> [EXERCISE INSTRUCTIONS]:
Repeat the lines below verbatim, omitting the pictures from your answer.

> [Rows from a dataset]:
··········

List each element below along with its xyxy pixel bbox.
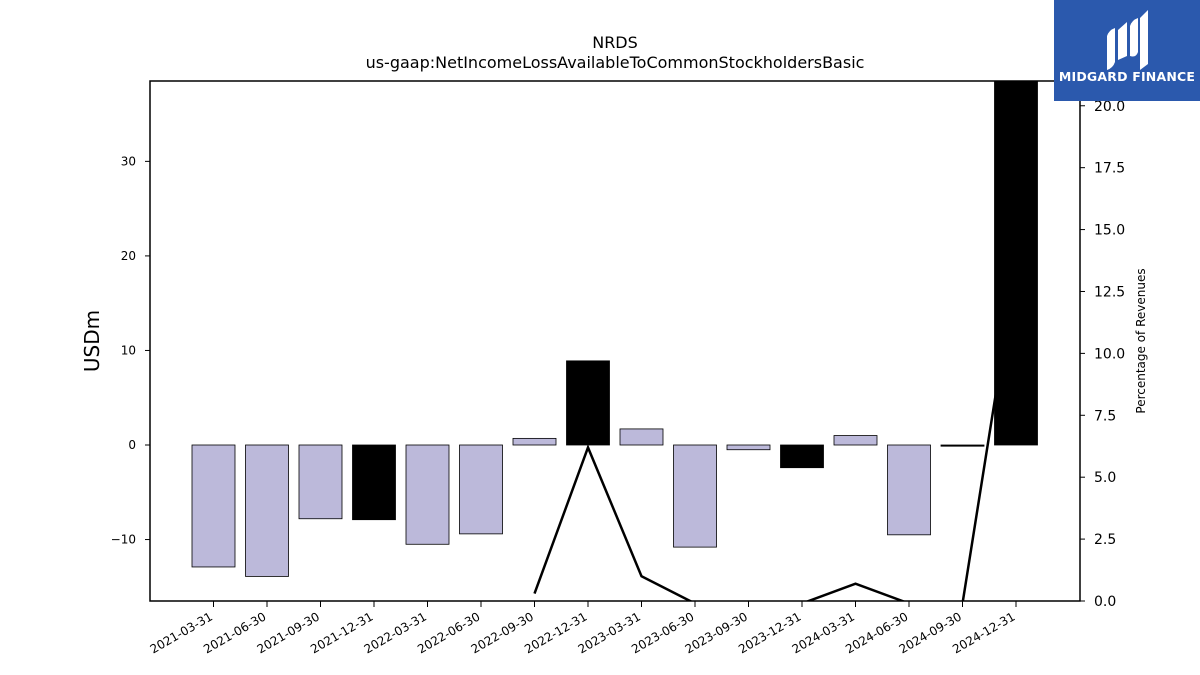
bar	[566, 360, 610, 446]
line-group	[533, 266, 1018, 601]
y-right-tick-label: 0.0	[1094, 594, 1116, 610]
bar-group	[191, 80, 1038, 577]
y-right-tick-label: 20.0	[1094, 99, 1125, 115]
y-tick-label: 20	[121, 249, 136, 263]
bar	[405, 444, 450, 545]
y-tick-label: 10	[121, 343, 136, 357]
y-right-tick-label: 7.5	[1094, 408, 1116, 424]
plot-area	[149, 80, 1081, 602]
y-axis-label-right: Percentage of Revenues	[1134, 268, 1148, 413]
y-tick-label: 30	[121, 154, 136, 168]
midgard-logo-icon	[1107, 10, 1148, 70]
bar	[994, 80, 1038, 446]
chart-title: NRDS	[592, 33, 638, 52]
bar	[298, 444, 343, 520]
bar	[887, 444, 931, 536]
bar	[459, 444, 503, 535]
logo-text: MIDGARD FINANCE	[1059, 69, 1195, 84]
x-axis: 2021-03-312021-06-302021-09-302021-12-31…	[148, 601, 1018, 656]
y-right-tick-label: 15.0	[1094, 223, 1125, 239]
y-tick-label: −10	[111, 533, 136, 547]
series-line	[533, 444, 693, 601]
bar	[833, 435, 878, 446]
bar	[726, 444, 771, 451]
bar	[352, 444, 396, 521]
y-right-tick-label: 10.0	[1094, 346, 1125, 362]
y-right-tick-label: 5.0	[1094, 470, 1116, 486]
y-axis-label: USDm	[80, 310, 104, 372]
logo-badge: MIDGARD FINANCE	[1054, 0, 1200, 101]
y-right-tick-label: 12.5	[1094, 284, 1125, 300]
y-tick-label: 0	[128, 438, 136, 452]
bar	[191, 444, 236, 568]
bar	[940, 444, 985, 447]
bar	[673, 444, 717, 548]
y-right-tick-label: 17.5	[1094, 161, 1125, 177]
bar	[780, 444, 824, 469]
y-axis-left: −10 0 10 20 30	[111, 154, 150, 547]
plot-frame	[149, 80, 1081, 602]
series-line	[805, 266, 1018, 601]
y-axis-right: 0.0 2.5 5.0 7.5 10.0 12.5 15.0 17.5 20.0	[1080, 99, 1125, 610]
bar	[619, 428, 664, 446]
y-right-tick-label: 2.5	[1094, 532, 1116, 548]
bar	[245, 444, 289, 577]
chart-subtitle: us-gaap:NetIncomeLossAvailableToCommonSt…	[366, 53, 865, 72]
bar	[512, 437, 557, 446]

··········

> [RESULT OF THIS EXERCISE]:
List each element below along with its xyxy pixel bbox.
bar	[566, 360, 610, 446]
line-group	[533, 266, 1018, 601]
y-right-tick-label: 0.0	[1094, 594, 1116, 610]
bar-group	[191, 80, 1038, 577]
y-right-tick-label: 20.0	[1094, 99, 1125, 115]
y-tick-label: 20	[121, 249, 136, 263]
bar	[405, 444, 450, 545]
y-tick-label: 10	[121, 343, 136, 357]
y-right-tick-label: 7.5	[1094, 408, 1116, 424]
plot-area	[149, 80, 1081, 602]
y-axis-label-right: Percentage of Revenues	[1134, 268, 1148, 413]
y-tick-label: 30	[121, 154, 136, 168]
midgard-logo-icon	[1107, 10, 1148, 70]
bar	[994, 80, 1038, 446]
chart-title: NRDS	[592, 33, 638, 52]
bar	[298, 444, 343, 520]
bar	[887, 444, 931, 536]
bar	[459, 444, 503, 535]
logo-text: MIDGARD FINANCE	[1059, 69, 1195, 84]
x-axis: 2021-03-312021-06-302021-09-302021-12-31…	[148, 601, 1018, 656]
y-right-tick-label: 15.0	[1094, 223, 1125, 239]
y-tick-label: −10	[111, 533, 136, 547]
series-line	[533, 444, 693, 601]
bar	[833, 435, 878, 446]
bar	[726, 444, 771, 451]
bar	[352, 444, 396, 521]
y-right-tick-label: 10.0	[1094, 346, 1125, 362]
y-right-tick-label: 5.0	[1094, 470, 1116, 486]
y-axis-label: USDm	[80, 310, 104, 372]
logo-badge: MIDGARD FINANCE	[1054, 0, 1200, 101]
y-right-tick-label: 12.5	[1094, 284, 1125, 300]
y-tick-label: 0	[128, 438, 136, 452]
bar	[191, 444, 236, 568]
bar	[940, 444, 985, 447]
bar	[673, 444, 717, 548]
y-right-tick-label: 17.5	[1094, 161, 1125, 177]
bar	[780, 444, 824, 469]
y-axis-left: −10 0 10 20 30	[111, 154, 150, 547]
plot-frame	[149, 80, 1081, 602]
series-line	[805, 266, 1018, 601]
y-axis-right: 0.0 2.5 5.0 7.5 10.0 12.5 15.0 17.5 20.0	[1080, 99, 1125, 610]
bar	[619, 428, 664, 446]
y-right-tick-label: 2.5	[1094, 532, 1116, 548]
bar	[245, 444, 289, 577]
chart-subtitle: us-gaap:NetIncomeLossAvailableToCommonSt…	[366, 53, 865, 72]
bar	[512, 437, 557, 446]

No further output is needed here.